Brief: In your copy, repeat each record exactly and include no pictures.

(Figure record listings)
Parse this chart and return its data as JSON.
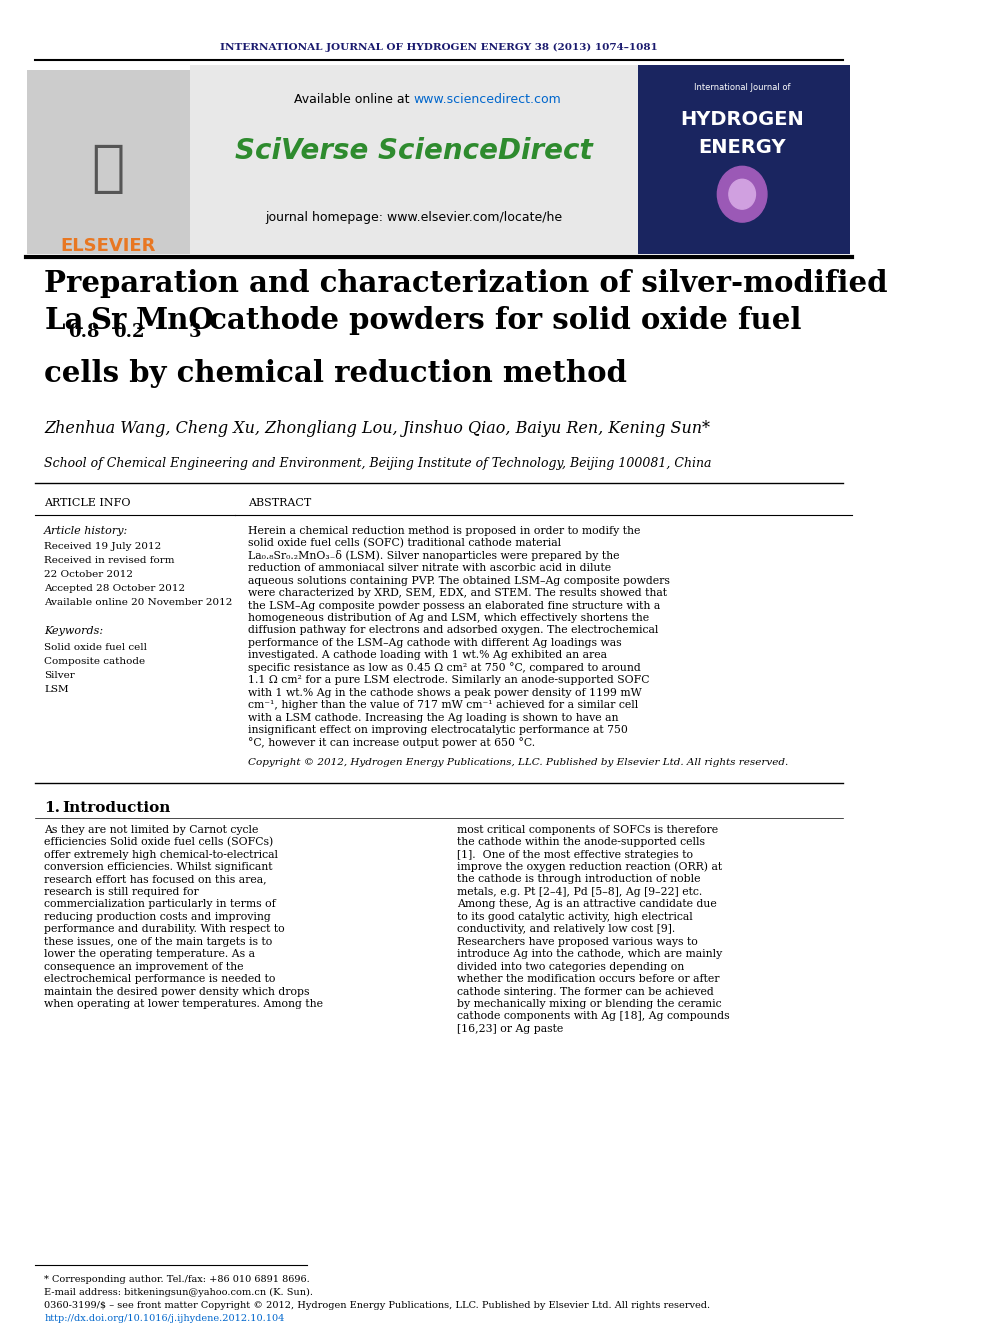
{
  "journal_header": "INTERNATIONAL JOURNAL OF HYDROGEN ENERGY 38 (2013) 1074–1081",
  "available_online": "Available online at ",
  "sciencedirect_url": "www.sciencedirect.com",
  "sciverse_text": "SciVerse ScienceDirect",
  "journal_homepage": "journal homepage: www.elsevier.com/locate/he",
  "title_line1": "Preparation and characterization of silver-modified",
  "title_line2": "La",
  "title_line2b": "0.8",
  "title_line2c": "Sr",
  "title_line2d": "0.2",
  "title_line2e": "MnO",
  "title_line2f": "3",
  "title_line2g": " cathode powders for solid oxide fuel",
  "title_line3": "cells by chemical reduction method",
  "authors": "Zhenhua Wang, Cheng Xu, Zhongliang Lou, Jinshuo Qiao, Baiyu Ren, Kening Sun*",
  "affiliation": "School of Chemical Engineering and Environment, Beijing Institute of Technology, Beijing 100081, China",
  "article_info_label": "ARTICLE INFO",
  "abstract_label": "ABSTRACT",
  "article_history_label": "Article history:",
  "received1": "Received 19 July 2012",
  "received2": "Received in revised form",
  "received2b": "22 October 2012",
  "accepted": "Accepted 28 October 2012",
  "available": "Available online 20 November 2012",
  "keywords_label": "Keywords:",
  "kw1": "Solid oxide fuel cell",
  "kw2": "Composite cathode",
  "kw3": "Silver",
  "kw4": "LSM",
  "abstract_text": "Herein a chemical reduction method is proposed in order to modify the solid oxide fuel cells (SOFC) traditional cathode material La₀.₈Sr₀.₂MnO₃₋δ (LSM). Silver nanoparticles were prepared by the reduction of ammoniacal silver nitrate with ascorbic acid in dilute aqueous solutions containing PVP. The obtained LSM–Ag composite powders were characterized by XRD, SEM, EDX, and STEM. The results showed that the LSM–Ag composite powder possess an elaborated fine structure with a homogeneous distribution of Ag and LSM, which effectively shortens the diffusion pathway for electrons and adsorbed oxygen. The electrochemical performance of the LSM–Ag cathode with different Ag loadings was investigated. A cathode loading with 1 wt.% Ag exhibited an area specific resistance as low as 0.45 Ω cm² at 750 °C, compared to around 1.1 Ω cm² for a pure LSM electrode. Similarly an anode-supported SOFC with 1 wt.% Ag in the cathode shows a peak power density of 1199 mW cm⁻¹, higher than the value of 717 mW cm⁻¹ achieved for a similar cell with a LSM cathode. Increasing the Ag loading is shown to have an insignificant effect on improving electrocatalytic performance at 750 °C, however it can increase output power at 650 °C.",
  "copyright": "Copyright © 2012, Hydrogen Energy Publications, LLC. Published by Elsevier Ltd. All rights reserved.",
  "intro_number": "1.",
  "intro_label": "Introduction",
  "intro_text_left": "As they are not limited by Carnot cycle efficiencies Solid oxide fuel cells (SOFCs) offer extremely high chemical-to-electrical conversion efficiencies. Whilst significant research effort has focused on this area, research is still required for commercialization particularly in terms of reducing production costs and improving performance and durability. With respect to these issues, one of the main targets is to lower the operating temperature. As a consequence an improvement of the electrochemical performance is needed to maintain the desired power density which drops when operating at lower temperatures. Among the",
  "intro_text_right": "most critical components of SOFCs is therefore the cathode within the anode-supported cells [1].\n\nOne of the most effective strategies to improve the oxygen reduction reaction (ORR) at the cathode is through introduction of noble metals, e.g. Pt [2–4], Pd [5–8], Ag [9–22] etc. Among these, Ag is an attractive candidate due to its good catalytic activity, high electrical conductivity, and relatively low cost [9]. Researchers have proposed various ways to introduce Ag into the cathode, which are mainly divided into two categories depending on whether the modification occurs before or after cathode sintering. The former can be achieved by mechanically mixing or blending the ceramic cathode components with Ag [18], Ag compounds [16,23] or Ag paste",
  "footnote1": "* Corresponding author. Tel./fax: +86 010 6891 8696.",
  "footnote2": "E-mail address: bitkeningsun@yahoo.com.cn (K. Sun).",
  "footnote3": "0360-3199/$ – see front matter Copyright © 2012, Hydrogen Energy Publications, LLC. Published by Elsevier Ltd. All rights reserved.",
  "footnote4": "http://dx.doi.org/10.1016/j.ijhydene.2012.10.104",
  "bg_color": "#ffffff",
  "header_bg": "#f0f0f0",
  "dark_navy": "#1a1a6e",
  "green_color": "#2e8b2e",
  "orange_color": "#e87722",
  "black": "#000000",
  "gray_bg": "#e8e8e8"
}
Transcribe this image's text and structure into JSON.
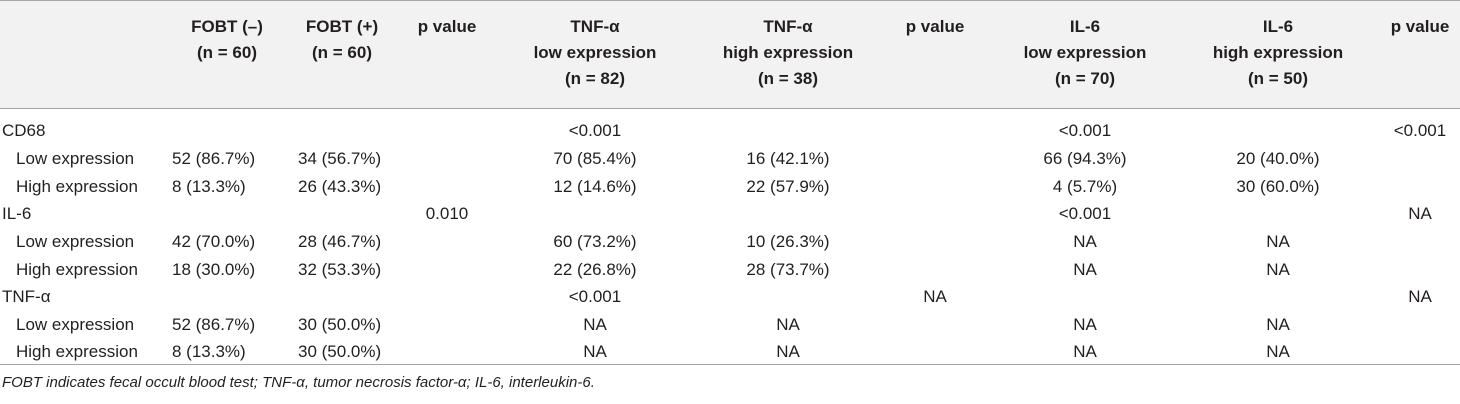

Answer to this task:
Parse this chart and return its data as JSON.
{
  "journal_header": "INTERNATIONAL JOURNAL OF HYDROGEN ENERGY 38 (2013) 1074–1081",
  "available_online": "Available online at ",
  "sciencedirect_url": "www.sciencedirect.com",
  "sciverse_text": "SciVerse ScienceDirect",
  "journal_homepage": "journal homepage: www.elsevier.com/locate/he",
  "title_line1": "Preparation and characterization of silver-modified",
  "title_line2": "La",
  "title_line2b": "0.8",
  "title_line2c": "Sr",
  "title_line2d": "0.2",
  "title_line2e": "MnO",
  "title_line2f": "3",
  "title_line2g": " cathode powders for solid oxide fuel",
  "title_line3": "cells by chemical reduction method",
  "authors": "Zhenhua Wang, Cheng Xu, Zhongliang Lou, Jinshuo Qiao, Baiyu Ren, Kening Sun*",
  "affiliation": "School of Chemical Engineering and Environment, Beijing Institute of Technology, Beijing 100081, China",
  "article_info_label": "ARTICLE INFO",
  "abstract_label": "ABSTRACT",
  "article_history_label": "Article history:",
  "received1": "Received 19 July 2012",
  "received2": "Received in revised form",
  "received2b": "22 October 2012",
  "accepted": "Accepted 28 October 2012",
  "available": "Available online 20 November 2012",
  "keywords_label": "Keywords:",
  "kw1": "Solid oxide fuel cell",
  "kw2": "Composite cathode",
  "kw3": "Silver",
  "kw4": "LSM",
  "abstract_text": "Herein a chemical reduction method is proposed in order to modify the solid oxide fuel cells (SOFC) traditional cathode material La₀.₈Sr₀.₂MnO₃₋δ (LSM). Silver nanoparticles were prepared by the reduction of ammoniacal silver nitrate with ascorbic acid in dilute aqueous solutions containing PVP. The obtained LSM–Ag composite powders were characterized by XRD, SEM, EDX, and STEM. The results showed that the LSM–Ag composite powder possess an elaborated fine structure with a homogeneous distribution of Ag and LSM, which effectively shortens the diffusion pathway for electrons and adsorbed oxygen. The electrochemical performance of the LSM–Ag cathode with different Ag loadings was investigated. A cathode loading with 1 wt.% Ag exhibited an area specific resistance as low as 0.45 Ω cm² at 750 °C, compared to around 1.1 Ω cm² for a pure LSM electrode. Similarly an anode-supported SOFC with 1 wt.% Ag in the cathode shows a peak power density of 1199 mW cm⁻¹, higher than the value of 717 mW cm⁻¹ achieved for a similar cell with a LSM cathode. Increasing the Ag loading is shown to have an insignificant effect on improving electrocatalytic performance at 750 °C, however it can increase output power at 650 °C.",
  "copyright": "Copyright © 2012, Hydrogen Energy Publications, LLC. Published by Elsevier Ltd. All rights reserved.",
  "intro_number": "1.",
  "intro_label": "Introduction",
  "intro_text_left": "As they are not limited by Carnot cycle efficiencies Solid oxide fuel cells (SOFCs) offer extremely high chemical-to-electrical conversion efficiencies. Whilst significant research effort has focused on this area, research is still required for commercialization particularly in terms of reducing production costs and improving performance and durability. With respect to these issues, one of the main targets is to lower the operating temperature. As a consequence an improvement of the electrochemical performance is needed to maintain the desired power density which drops when operating at lower temperatures. Among the",
  "intro_text_right": "most critical components of SOFCs is therefore the cathode within the anode-supported cells [1].\n\nOne of the most effective strategies to improve the oxygen reduction reaction (ORR) at the cathode is through introduction of noble metals, e.g. Pt [2–4], Pd [5–8], Ag [9–22] etc. Among these, Ag is an attractive candidate due to its good catalytic activity, high electrical conductivity, and relatively low cost [9]. Researchers have proposed various ways to introduce Ag into the cathode, which are mainly divided into two categories depending on whether the modification occurs before or after cathode sintering. The former can be achieved by mechanically mixing or blending the ceramic cathode components with Ag [18], Ag compounds [16,23] or Ag paste",
  "footnote1": "* Corresponding author. Tel./fax: +86 010 6891 8696.",
  "footnote2": "E-mail address: bitkeningsun@yahoo.com.cn (K. Sun).",
  "footnote3": "0360-3199/$ – see front matter Copyright © 2012, Hydrogen Energy Publications, LLC. Published by Elsevier Ltd. All rights reserved.",
  "footnote4": "http://dx.doi.org/10.1016/j.ijhydene.2012.10.104",
  "bg_color": "#ffffff",
  "header_bg": "#f0f0f0",
  "dark_navy": "#1a1a6e",
  "green_color": "#2e8b2e",
  "orange_color": "#e87722",
  "black": "#000000",
  "gray_bg": "#e8e8e8"
}
Transcribe this image's text and structure into JSON.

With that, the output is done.